WHAT YOU NEED TO DO = Please transcribe the data that follows without the pictures, keeping every word the same.

WORKING DATA =
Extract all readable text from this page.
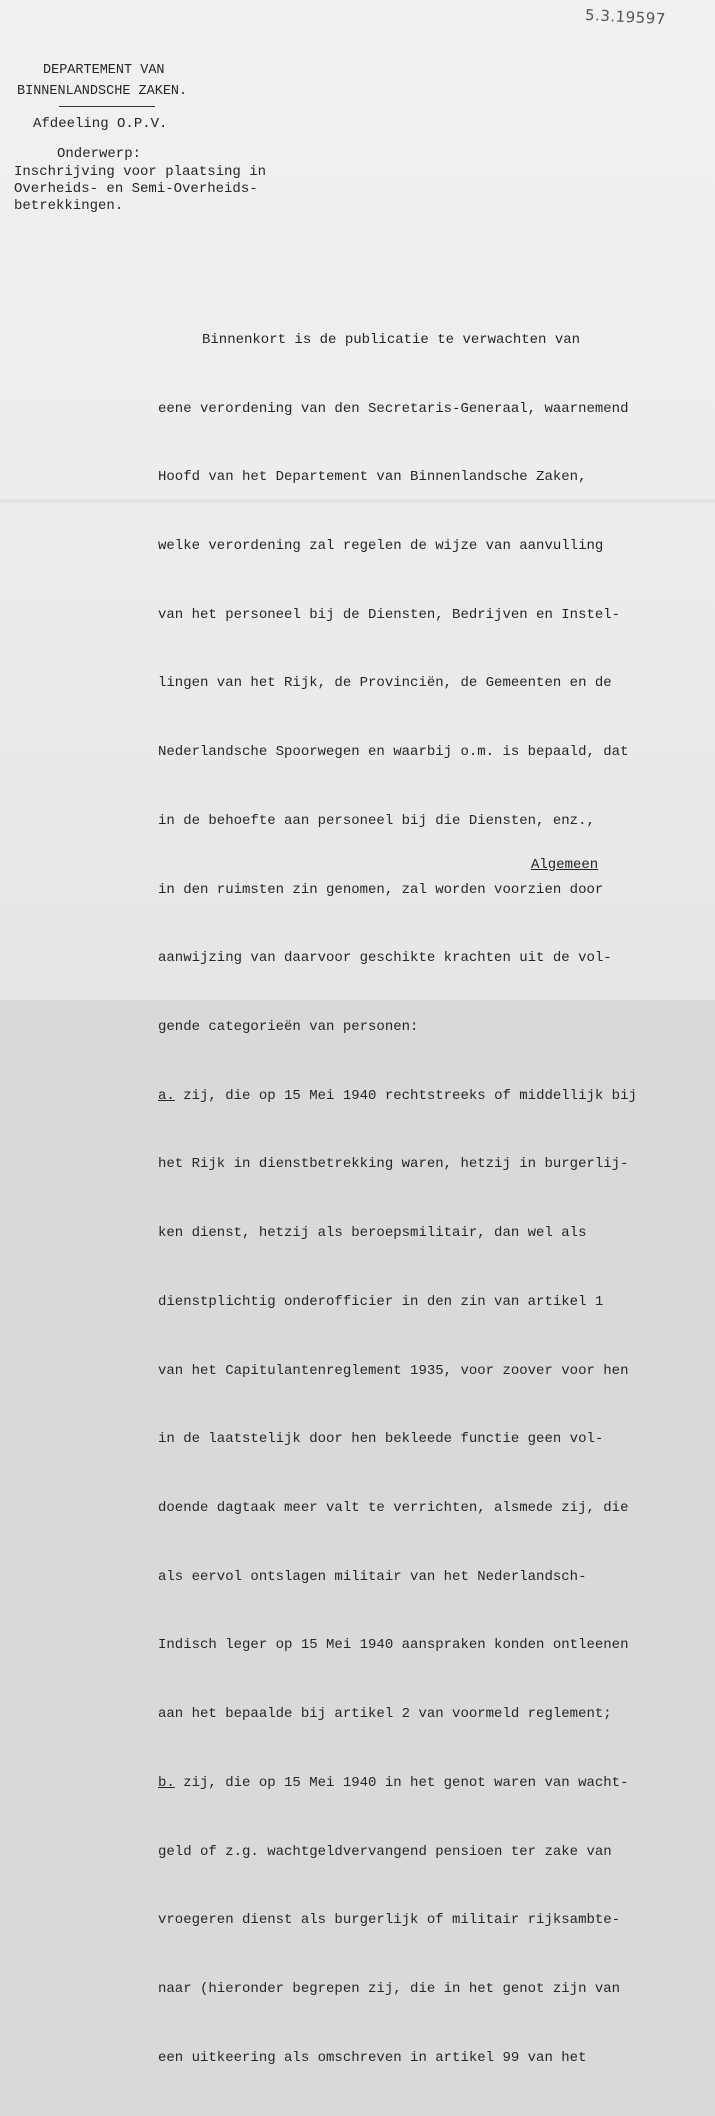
5.3.19597
DEPARTEMENT VAN
BINNENLANDSCHE ZAKEN.
Afdeeling O.P.V.
Onderwerp:
Inschrijving voor plaatsing in
Overheids- en Semi-Overheids-
betrekkingen.

Binnenkort is de publicatie te verwachten van

eene verordening van den Secretaris-Generaal, waarnemend

Hoofd van het Departement van Binnenlandsche Zaken,

welke verordening zal regelen de wijze van aanvulling

van het personeel bij de Diensten, Bedrijven en Instel-

lingen van het Rijk, de Provinciën, de Gemeenten en de

Nederlandsche Spoorwegen en waarbij o.m. is bepaald, dat

in de behoefte aan personeel bij die Diensten, enz.,

in den ruimsten zin genomen, zal worden voorzien door

aanwijzing van daarvoor geschikte krachten uit de vol-

gende categorieën van personen:

a. zij, die op 15 Mei 1940 rechtstreeks of middellijk bij

het Rijk in dienstbetrekking waren, hetzij in burgerlij-

ken dienst, hetzij als beroepsmilitair, dan wel als

dienstplichtig onderofficier in den zin van artikel 1

van het Capitulantenreglement 1935, voor zoover voor hen

in de laatstelijk door hen bekleede functie geen vol-

doende dagtaak meer valt te verrichten, alsmede zij, die

als eervol ontslagen militair van het Nederlandsch-

Indisch leger op 15 Mei 1940 aanspraken konden ontleenen

aan het bepaalde bij artikel 2 van voormeld reglement;

b. zij, die op 15 Mei 1940 in het genot waren van wacht-

geld of z.g. wachtgeldvervangend pensioen ter zake van

vroegeren dienst als burgerlijk of militair rijksambte-

naar (hieronder begrepen zij, die in het genot zijn van

een uitkeering als omschreven in artikel 99 van het

Algemeen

SOLVED PROBLEM =
Extract all readable text from this page.
5.3.19597
DEPARTEMENT VAN
BINNENLANDSCHE ZAKEN.
Afdeeling O.P.V.
Onderwerp:
Inschrijving voor plaatsing in
Overheids- en Semi-Overheids-
betrekkingen.

Binnenkort is de publicatie te verwachten van

eene verordening van den Secretaris-Generaal, waarnemend

Hoofd van het Departement van Binnenlandsche Zaken,

welke verordening zal regelen de wijze van aanvulling

van het personeel bij de Diensten, Bedrijven en Instel-

lingen van het Rijk, de Provinciën, de Gemeenten en de

Nederlandsche Spoorwegen en waarbij o.m. is bepaald, dat

in de behoefte aan personeel bij die Diensten, enz.,

in den ruimsten zin genomen, zal worden voorzien door

aanwijzing van daarvoor geschikte krachten uit de vol-

gende categorieën van personen:

a. zij, die op 15 Mei 1940 rechtstreeks of middellijk bij

het Rijk in dienstbetrekking waren, hetzij in burgerlij-

ken dienst, hetzij als beroepsmilitair, dan wel als

dienstplichtig onderofficier in den zin van artikel 1

van het Capitulantenreglement 1935, voor zoover voor hen

in de laatstelijk door hen bekleede functie geen vol-

doende dagtaak meer valt te verrichten, alsmede zij, die

als eervol ontslagen militair van het Nederlandsch-

Indisch leger op 15 Mei 1940 aanspraken konden ontleenen

aan het bepaalde bij artikel 2 van voormeld reglement;

b. zij, die op 15 Mei 1940 in het genot waren van wacht-

geld of z.g. wachtgeldvervangend pensioen ter zake van

vroegeren dienst als burgerlijk of militair rijksambte-

naar (hieronder begrepen zij, die in het genot zijn van

een uitkeering als omschreven in artikel 99 van het

Algemeen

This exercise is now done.